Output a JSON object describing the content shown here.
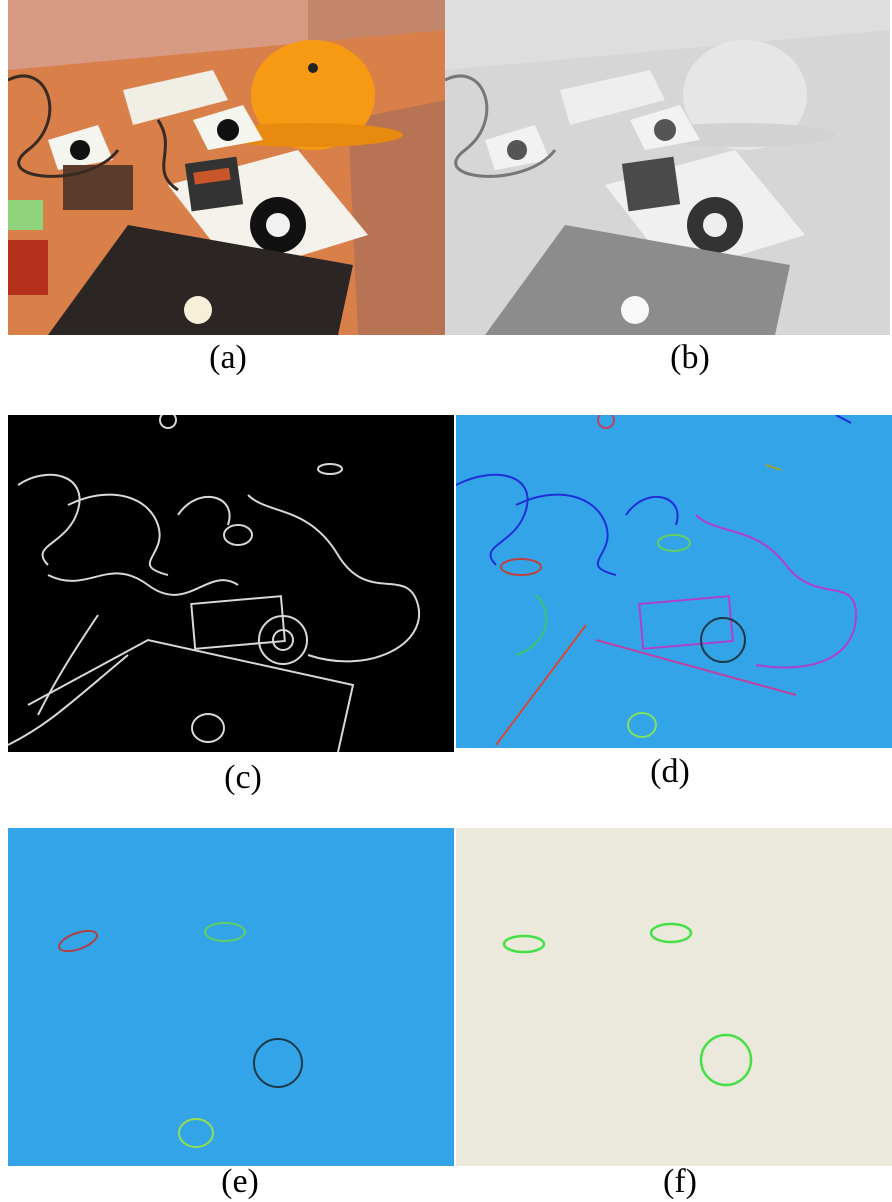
{
  "figure": {
    "panels": [
      {
        "id": "a",
        "caption": "(a)",
        "content": "original color photo of cluttered desk with yellow hard hat, fiducial markers, electronic device, laptop"
      },
      {
        "id": "b",
        "caption": "(b)",
        "content": "grayscale version of photo"
      },
      {
        "id": "c",
        "caption": "(c)",
        "content": "edge map, white edges on black"
      },
      {
        "id": "d",
        "caption": "(d)",
        "content": "colored edge segments on blue background"
      },
      {
        "id": "e",
        "caption": "(e)",
        "content": "detected ellipses on blue background"
      },
      {
        "id": "f",
        "caption": "(f)",
        "content": "final green ellipses on beige background"
      }
    ]
  },
  "colors": {
    "blue_bg": "#34a4e8",
    "beige_bg": "#ebe8dc",
    "helmet": "#f59a12",
    "desk": "#d9804a",
    "edge_white": "#d8d8d8",
    "ellipse_green": "#44e044"
  }
}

━━━━

Every entry must be transcribed exactly. Pictures do not belong in the copy.

Output a JSON object describing the content shown here.
{
  "figure": {
    "panels": [
      {
        "id": "a",
        "caption": "(a)",
        "content": "original color photo of cluttered desk with yellow hard hat, fiducial markers, electronic device, laptop"
      },
      {
        "id": "b",
        "caption": "(b)",
        "content": "grayscale version of photo"
      },
      {
        "id": "c",
        "caption": "(c)",
        "content": "edge map, white edges on black"
      },
      {
        "id": "d",
        "caption": "(d)",
        "content": "colored edge segments on blue background"
      },
      {
        "id": "e",
        "caption": "(e)",
        "content": "detected ellipses on blue background"
      },
      {
        "id": "f",
        "caption": "(f)",
        "content": "final green ellipses on beige background"
      }
    ]
  },
  "colors": {
    "blue_bg": "#34a4e8",
    "beige_bg": "#ebe8dc",
    "helmet": "#f59a12",
    "desk": "#d9804a",
    "edge_white": "#d8d8d8",
    "ellipse_green": "#44e044"
  }
}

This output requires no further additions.